+++ Records

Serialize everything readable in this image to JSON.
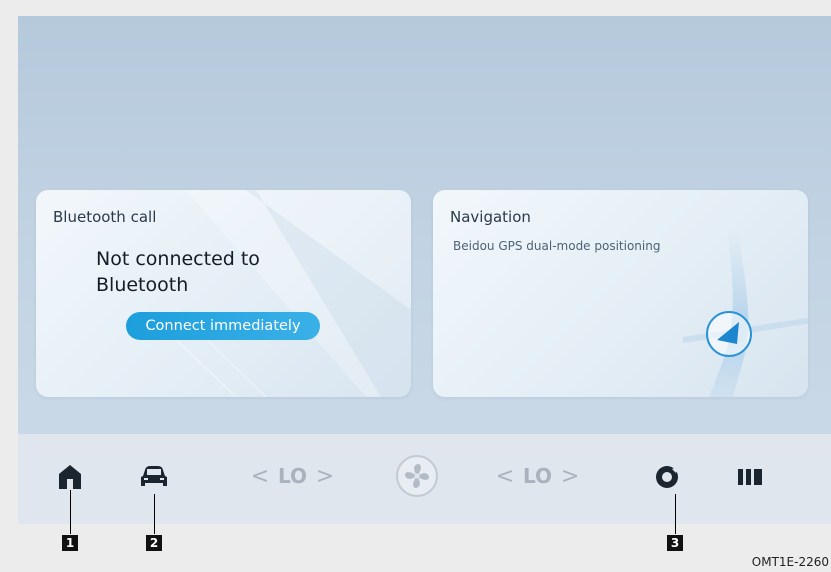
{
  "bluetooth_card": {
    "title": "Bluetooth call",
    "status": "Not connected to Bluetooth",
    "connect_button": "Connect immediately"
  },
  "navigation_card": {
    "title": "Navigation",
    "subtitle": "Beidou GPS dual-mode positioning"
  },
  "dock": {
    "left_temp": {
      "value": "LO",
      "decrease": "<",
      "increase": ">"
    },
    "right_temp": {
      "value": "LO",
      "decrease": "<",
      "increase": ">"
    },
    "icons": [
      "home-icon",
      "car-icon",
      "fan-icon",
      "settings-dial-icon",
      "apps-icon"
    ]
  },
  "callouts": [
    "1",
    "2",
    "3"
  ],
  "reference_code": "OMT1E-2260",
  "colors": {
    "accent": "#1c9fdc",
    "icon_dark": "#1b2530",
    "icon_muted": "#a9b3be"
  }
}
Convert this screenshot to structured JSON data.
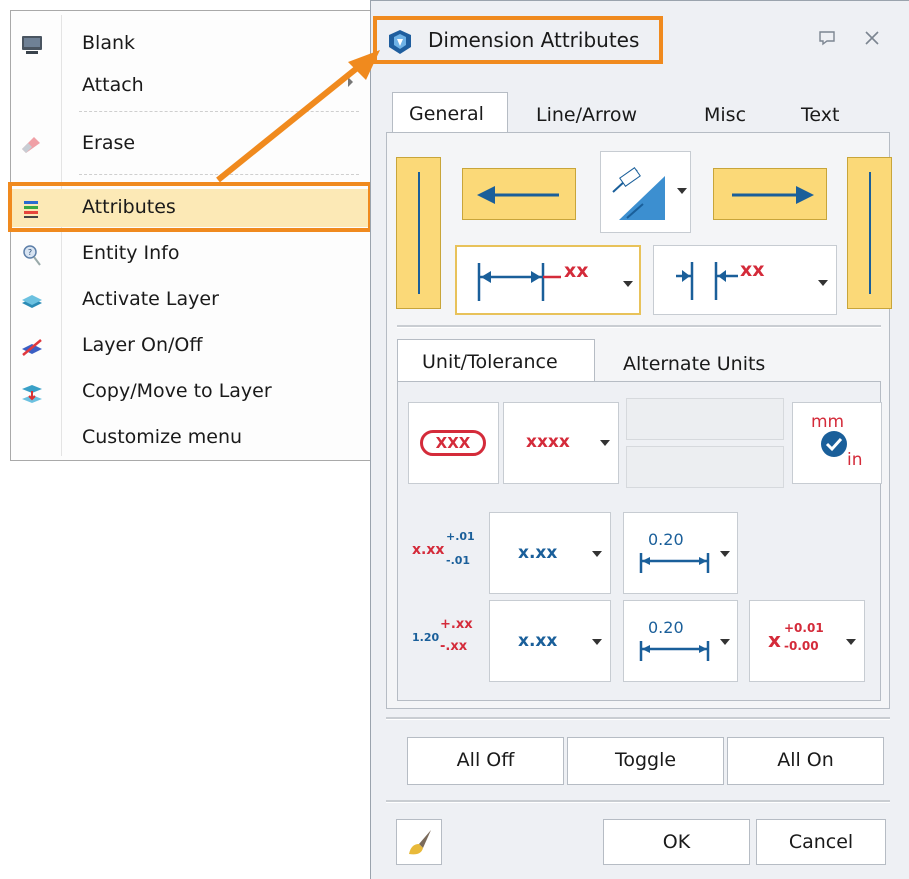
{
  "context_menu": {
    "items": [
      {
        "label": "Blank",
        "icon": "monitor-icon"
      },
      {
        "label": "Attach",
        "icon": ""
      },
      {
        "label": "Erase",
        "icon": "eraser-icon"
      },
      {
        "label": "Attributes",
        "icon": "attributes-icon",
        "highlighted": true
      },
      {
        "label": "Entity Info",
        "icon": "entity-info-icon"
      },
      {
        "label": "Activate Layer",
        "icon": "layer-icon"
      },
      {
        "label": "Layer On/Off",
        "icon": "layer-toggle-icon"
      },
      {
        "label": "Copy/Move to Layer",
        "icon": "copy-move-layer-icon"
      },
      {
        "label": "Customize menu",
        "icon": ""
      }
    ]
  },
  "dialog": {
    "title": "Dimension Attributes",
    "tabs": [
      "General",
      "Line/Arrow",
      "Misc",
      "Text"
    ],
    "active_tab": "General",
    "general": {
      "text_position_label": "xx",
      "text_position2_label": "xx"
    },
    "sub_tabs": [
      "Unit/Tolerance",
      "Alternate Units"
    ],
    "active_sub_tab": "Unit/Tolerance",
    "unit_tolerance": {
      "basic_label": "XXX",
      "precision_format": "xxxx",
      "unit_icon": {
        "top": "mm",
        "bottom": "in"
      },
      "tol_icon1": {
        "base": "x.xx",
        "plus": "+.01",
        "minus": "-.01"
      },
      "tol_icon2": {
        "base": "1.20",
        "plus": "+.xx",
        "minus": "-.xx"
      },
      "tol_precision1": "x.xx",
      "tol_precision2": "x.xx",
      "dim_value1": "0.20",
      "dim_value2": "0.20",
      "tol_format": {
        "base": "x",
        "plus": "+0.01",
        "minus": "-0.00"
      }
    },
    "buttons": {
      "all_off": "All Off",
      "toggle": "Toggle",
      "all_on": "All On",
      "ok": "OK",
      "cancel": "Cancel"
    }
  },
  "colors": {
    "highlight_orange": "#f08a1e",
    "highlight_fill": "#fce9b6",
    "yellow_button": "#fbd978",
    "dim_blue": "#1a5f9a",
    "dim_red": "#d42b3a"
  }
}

++++++

(The problem) Reproduce the listing exactly. Leave its pictures out.

(Output below)
Serialize everything readable in this image to JSON.
{
  "bluetooth_card": {
    "title": "Bluetooth call",
    "status": "Not connected to Bluetooth",
    "connect_button": "Connect immediately"
  },
  "navigation_card": {
    "title": "Navigation",
    "subtitle": "Beidou GPS dual-mode positioning"
  },
  "dock": {
    "left_temp": {
      "value": "LO",
      "decrease": "<",
      "increase": ">"
    },
    "right_temp": {
      "value": "LO",
      "decrease": "<",
      "increase": ">"
    },
    "icons": [
      "home-icon",
      "car-icon",
      "fan-icon",
      "settings-dial-icon",
      "apps-icon"
    ]
  },
  "callouts": [
    "1",
    "2",
    "3"
  ],
  "reference_code": "OMT1E-2260",
  "colors": {
    "accent": "#1c9fdc",
    "icon_dark": "#1b2530",
    "icon_muted": "#a9b3be"
  }
}
Convert this screenshot to structured JSON data.
{
  "context_menu": {
    "items": [
      {
        "label": "Blank",
        "icon": "monitor-icon"
      },
      {
        "label": "Attach",
        "icon": ""
      },
      {
        "label": "Erase",
        "icon": "eraser-icon"
      },
      {
        "label": "Attributes",
        "icon": "attributes-icon",
        "highlighted": true
      },
      {
        "label": "Entity Info",
        "icon": "entity-info-icon"
      },
      {
        "label": "Activate Layer",
        "icon": "layer-icon"
      },
      {
        "label": "Layer On/Off",
        "icon": "layer-toggle-icon"
      },
      {
        "label": "Copy/Move to Layer",
        "icon": "copy-move-layer-icon"
      },
      {
        "label": "Customize menu",
        "icon": ""
      }
    ]
  },
  "dialog": {
    "title": "Dimension Attributes",
    "tabs": [
      "General",
      "Line/Arrow",
      "Misc",
      "Text"
    ],
    "active_tab": "General",
    "general": {
      "text_position_label": "xx",
      "text_position2_label": "xx"
    },
    "sub_tabs": [
      "Unit/Tolerance",
      "Alternate Units"
    ],
    "active_sub_tab": "Unit/Tolerance",
    "unit_tolerance": {
      "basic_label": "XXX",
      "precision_format": "xxxx",
      "unit_icon": {
        "top": "mm",
        "bottom": "in"
      },
      "tol_icon1": {
        "base": "x.xx",
        "plus": "+.01",
        "minus": "-.01"
      },
      "tol_icon2": {
        "base": "1.20",
        "plus": "+.xx",
        "minus": "-.xx"
      },
      "tol_precision1": "x.xx",
      "tol_precision2": "x.xx",
      "dim_value1": "0.20",
      "dim_value2": "0.20",
      "tol_format": {
        "base": "x",
        "plus": "+0.01",
        "minus": "-0.00"
      }
    },
    "buttons": {
      "all_off": "All Off",
      "toggle": "Toggle",
      "all_on": "All On",
      "ok": "OK",
      "cancel": "Cancel"
    }
  },
  "colors": {
    "highlight_orange": "#f08a1e",
    "highlight_fill": "#fce9b6",
    "yellow_button": "#fbd978",
    "dim_blue": "#1a5f9a",
    "dim_red": "#d42b3a"
  }
}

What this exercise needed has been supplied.